━━━━━ Records shown ━━━━━

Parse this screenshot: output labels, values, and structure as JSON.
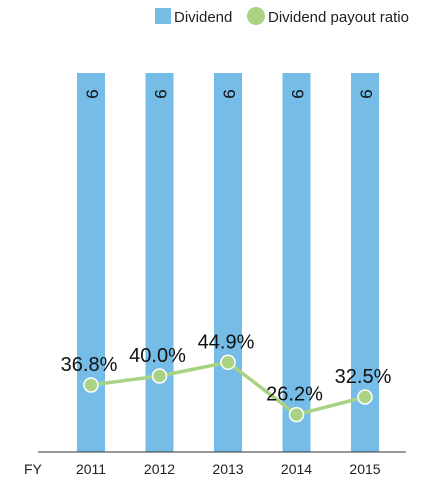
{
  "chart_data": {
    "type": "bar",
    "x_prefix": "FY",
    "categories": [
      "2011",
      "2012",
      "2013",
      "2014",
      "2015"
    ],
    "series": [
      {
        "name": "Dividend",
        "type": "bar",
        "values": [
          9,
          9,
          9,
          9,
          9
        ],
        "labels": [
          "9",
          "9",
          "9",
          "9",
          "9"
        ]
      },
      {
        "name": "Dividend payout ratio",
        "type": "line",
        "values": [
          36.8,
          40.0,
          44.9,
          26.2,
          32.5
        ],
        "labels": [
          "36.8%",
          "40.0%",
          "44.9%",
          "26.2%",
          "32.5%"
        ]
      }
    ],
    "colors": {
      "bar": "#75bde6",
      "line": "#a9d282",
      "marker": "#a9d282",
      "axis": "#333333"
    },
    "legend": {
      "position": "top-right",
      "items": [
        "Dividend",
        "Dividend payout ratio"
      ]
    },
    "grid": false,
    "ratio_range": [
      0,
      100
    ]
  }
}
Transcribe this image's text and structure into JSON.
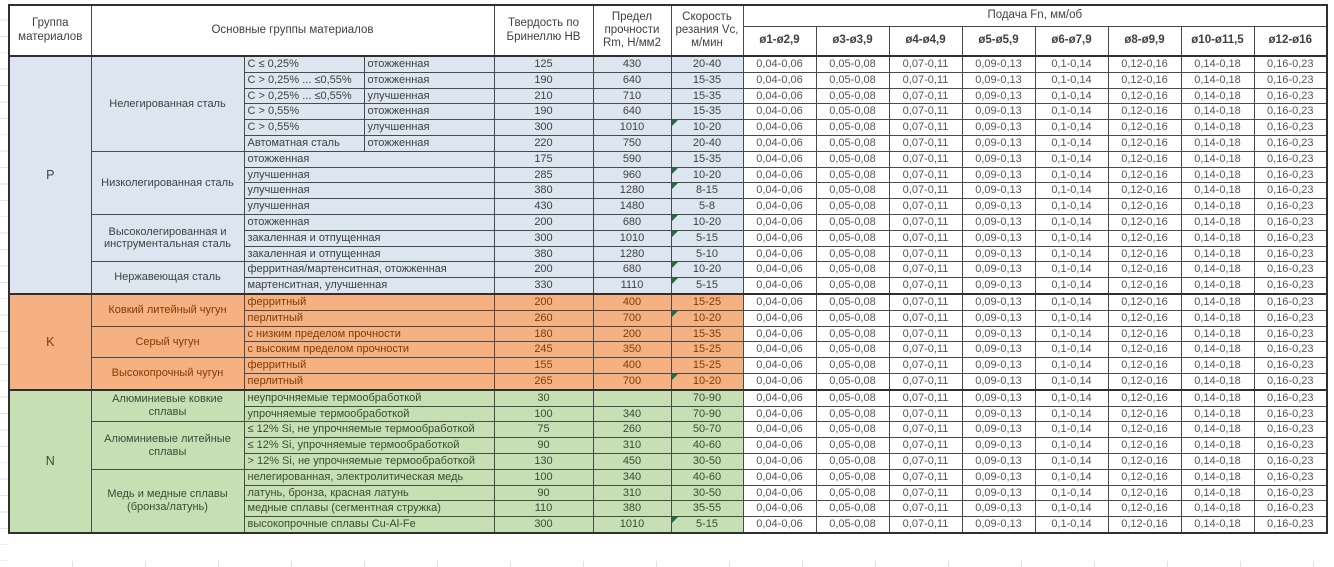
{
  "table": {
    "header": {
      "group": "Группа материалов",
      "main_groups": "Основные группы материалов",
      "hardness": "Твердость по Бринеллю HB",
      "strength": "Предел прочности Rm, Н/мм2",
      "speed": "Скорость резания Vc, м/мин",
      "feed": "Подача Fn, мм/об",
      "diameters": [
        "ø1-ø2,9",
        "ø3-ø3,9",
        "ø4-ø4,9",
        "ø5-ø5,9",
        "ø6-ø7,9",
        "ø8-ø9,9",
        "ø10-ø11,5",
        "ø12-ø16"
      ]
    },
    "feed_values": [
      "0,04-0,06",
      "0,05-0,08",
      "0,07-0,11",
      "0,09-0,13",
      "0,1-0,14",
      "0,12-0,16",
      "0,14-0,18",
      "0,16-0,23"
    ],
    "comment_marker_color": "#1d6f42",
    "sections": [
      {
        "code": "P",
        "bg": "#dce6f1",
        "text_color": "#404040",
        "families": [
          {
            "name": "Нелегированная сталь",
            "rows": [
              {
                "cells": [
                  "C ≤ 0,25%",
                  "отожженная"
                ],
                "hb": "125",
                "rm": "430",
                "vc": "20-40",
                "note": false
              },
              {
                "cells": [
                  "C > 0,25% ... ≤0,55%",
                  "отожженная"
                ],
                "hb": "190",
                "rm": "640",
                "vc": "15-35",
                "note": false
              },
              {
                "cells": [
                  "C > 0,25% ... ≤0,55%",
                  "улучшенная"
                ],
                "hb": "210",
                "rm": "710",
                "vc": "15-35",
                "note": false
              },
              {
                "cells": [
                  "C > 0,55%",
                  "отожженная"
                ],
                "hb": "190",
                "rm": "640",
                "vc": "15-35",
                "note": false
              },
              {
                "cells": [
                  "C > 0,55%",
                  "улучшенная"
                ],
                "hb": "300",
                "rm": "1010",
                "vc": "10-20",
                "note": true
              },
              {
                "cells": [
                  "Автоматная сталь",
                  "отожженная"
                ],
                "hb": "220",
                "rm": "750",
                "vc": "20-40",
                "note": false
              }
            ]
          },
          {
            "name": "Низколегированная сталь",
            "rows": [
              {
                "cells": [
                  "отожженная"
                ],
                "hb": "175",
                "rm": "590",
                "vc": "15-35",
                "note": false
              },
              {
                "cells": [
                  "улучшенная"
                ],
                "hb": "285",
                "rm": "960",
                "vc": "10-20",
                "note": true
              },
              {
                "cells": [
                  "улучшенная"
                ],
                "hb": "380",
                "rm": "1280",
                "vc": "8-15",
                "note": true
              },
              {
                "cells": [
                  "улучшенная"
                ],
                "hb": "430",
                "rm": "1480",
                "vc": "5-8",
                "note": false
              }
            ]
          },
          {
            "name": "Высоколегированная и инструментальная сталь",
            "rows": [
              {
                "cells": [
                  "отожженная"
                ],
                "hb": "200",
                "rm": "680",
                "vc": "10-20",
                "note": true
              },
              {
                "cells": [
                  "закаленная и отпущенная"
                ],
                "hb": "300",
                "rm": "1010",
                "vc": "5-15",
                "note": true
              },
              {
                "cells": [
                  "закаленная и отпущенная"
                ],
                "hb": "380",
                "rm": "1280",
                "vc": "5-10",
                "note": false
              }
            ]
          },
          {
            "name": "Нержавеющая сталь",
            "rows": [
              {
                "cells": [
                  "ферритная/мартенситная, отожженная"
                ],
                "hb": "200",
                "rm": "680",
                "vc": "10-20",
                "note": true
              },
              {
                "cells": [
                  "мартенситная, улучшенная"
                ],
                "hb": "330",
                "rm": "1110",
                "vc": "5-15",
                "note": true
              }
            ]
          }
        ]
      },
      {
        "code": "K",
        "bg": "#f6b183",
        "text_color": "#7c3d00",
        "families": [
          {
            "name": "Ковкий литейный чугун",
            "rows": [
              {
                "cells": [
                  "ферритный"
                ],
                "hb": "200",
                "rm": "400",
                "vc": "15-25",
                "note": false
              },
              {
                "cells": [
                  "перлитный"
                ],
                "hb": "260",
                "rm": "700",
                "vc": "10-20",
                "note": true
              }
            ]
          },
          {
            "name": "Серый чугун",
            "rows": [
              {
                "cells": [
                  "с низким пределом прочности"
                ],
                "hb": "180",
                "rm": "200",
                "vc": "15-35",
                "note": false
              },
              {
                "cells": [
                  "с высоким пределом прочности"
                ],
                "hb": "245",
                "rm": "350",
                "vc": "15-25",
                "note": false
              }
            ]
          },
          {
            "name": "Высокопрочный чугун",
            "rows": [
              {
                "cells": [
                  "ферритный"
                ],
                "hb": "155",
                "rm": "400",
                "vc": "15-25",
                "note": false
              },
              {
                "cells": [
                  "перлитный"
                ],
                "hb": "265",
                "rm": "700",
                "vc": "10-20",
                "note": true
              }
            ]
          }
        ]
      },
      {
        "code": "N",
        "bg": "#c6e0b4",
        "text_color": "#3a4a35",
        "families": [
          {
            "name": "Алюминиевые ковкие сплавы",
            "rows": [
              {
                "cells": [
                  "неупрочняемые термообработкой"
                ],
                "hb": "30",
                "rm": "",
                "vc": "70-90",
                "note": false
              },
              {
                "cells": [
                  "упрочняемые термообработкой"
                ],
                "hb": "100",
                "rm": "340",
                "vc": "70-90",
                "note": false
              }
            ]
          },
          {
            "name": "Алюминиевые литейные сплавы",
            "rows": [
              {
                "cells": [
                  "≤ 12% Si, не упрочняемые термообработкой"
                ],
                "hb": "75",
                "rm": "260",
                "vc": "50-70",
                "note": false
              },
              {
                "cells": [
                  "≤ 12% Si, упрочняемые термообработкой"
                ],
                "hb": "90",
                "rm": "310",
                "vc": "40-60",
                "note": false
              },
              {
                "cells": [
                  "> 12% Si, не упрочняемые термообработкой"
                ],
                "hb": "130",
                "rm": "450",
                "vc": "30-50",
                "note": false
              }
            ]
          },
          {
            "name": "Медь и медные сплавы (бронза/латунь)",
            "rows": [
              {
                "cells": [
                  "нелегированная, электролитическая медь"
                ],
                "hb": "100",
                "rm": "340",
                "vc": "40-60",
                "note": false
              },
              {
                "cells": [
                  "латунь, бронза, красная латунь"
                ],
                "hb": "90",
                "rm": "310",
                "vc": "30-50",
                "note": false
              },
              {
                "cells": [
                  "медные сплавы (сегментная стружка)"
                ],
                "hb": "110",
                "rm": "380",
                "vc": "35-55",
                "note": false
              },
              {
                "cells": [
                  "высокопрочные сплавы Cu-Al-Fe"
                ],
                "hb": "300",
                "rm": "1010",
                "vc": "5-15",
                "note": true
              }
            ]
          }
        ]
      }
    ]
  }
}
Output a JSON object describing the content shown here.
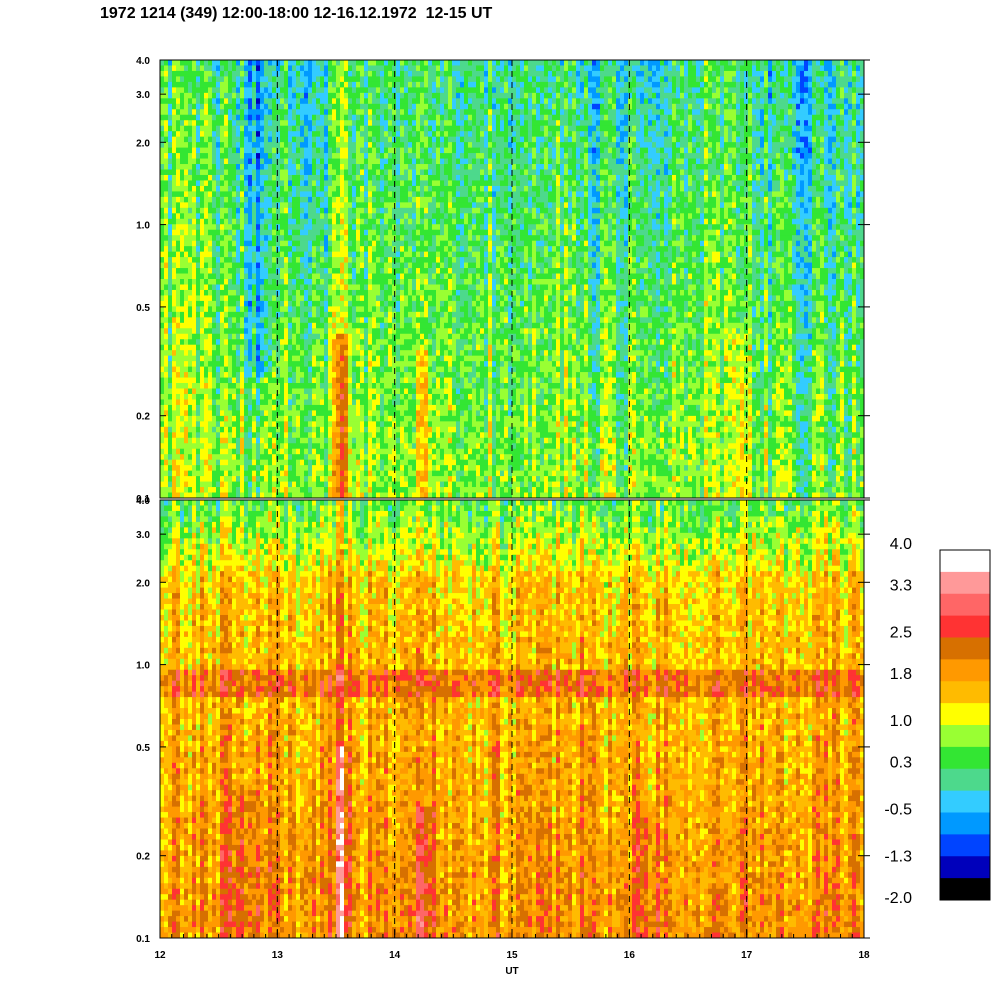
{
  "title": "1972 1214 (349) 12:00-18:00 12-16.12.1972  12-15 UT",
  "chart_data": {
    "type": "heatmap",
    "panels": [
      {
        "name": "upper",
        "y_scale": "log",
        "ylim": [
          0.1,
          4.0
        ],
        "y_ticks": [
          "0.1",
          "0.2",
          "0.5",
          "1.0",
          "2.0",
          "3.0",
          "4.0"
        ],
        "y_tick_values": [
          0.1,
          0.2,
          0.5,
          1.0,
          2.0,
          3.0,
          4.0
        ],
        "dominant_level": 0.3,
        "low_level_bands": [
          {
            "x": 12.85,
            "y_range": [
              0.3,
              4.0
            ],
            "level": -1.3
          }
        ],
        "high_level_bands": [
          {
            "x": 13.55,
            "y_range": [
              0.1,
              0.4
            ],
            "level": 1.8
          }
        ]
      },
      {
        "name": "lower",
        "y_scale": "log",
        "ylim": [
          0.1,
          4.0
        ],
        "y_ticks": [
          "0.1",
          "0.2",
          "0.5",
          "1.0",
          "2.0",
          "3.0",
          "4.0"
        ],
        "y_tick_values": [
          0.1,
          0.2,
          0.5,
          1.0,
          2.0,
          3.0,
          4.0
        ],
        "dominant_level": 1.8,
        "horizontal_band": {
          "y_range": [
            0.75,
            0.95
          ],
          "level": 2.5
        },
        "high_level_bands": [
          {
            "x": 13.55,
            "y_range": [
              0.1,
              0.5
            ],
            "level": 3.3
          },
          {
            "x": 14.25,
            "y_range": [
              0.1,
              0.3
            ],
            "level": 2.8
          }
        ]
      }
    ],
    "x": {
      "label": "UT",
      "range": [
        12,
        18
      ],
      "ticks": [
        "12",
        "13",
        "14",
        "15",
        "16",
        "17",
        "18"
      ],
      "tick_values": [
        12,
        13,
        14,
        15,
        16,
        17,
        18
      ],
      "dashed_markers": [
        13,
        14,
        15,
        16,
        17
      ]
    },
    "colorbar": {
      "ticks": [
        "4.0",
        "3.3",
        "2.5",
        "1.8",
        "1.0",
        "0.3",
        "-0.5",
        "-1.3",
        "-2.0"
      ],
      "tick_values": [
        4.0,
        3.3,
        2.5,
        1.8,
        1.0,
        0.3,
        -0.5,
        -1.3,
        -2.0
      ],
      "colors": [
        "#ffffff",
        "#ff9999",
        "#ff6666",
        "#ff3333",
        "#d77000",
        "#ff9900",
        "#ffbb00",
        "#ffff00",
        "#99ff33",
        "#33e633",
        "#4dd98c",
        "#33ccff",
        "#0099ff",
        "#0044ff",
        "#0000bb",
        "#000000"
      ]
    }
  }
}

━━━━━

Job:
Report only how many lines of the listing hold the word "сталь".

Output for this task:
5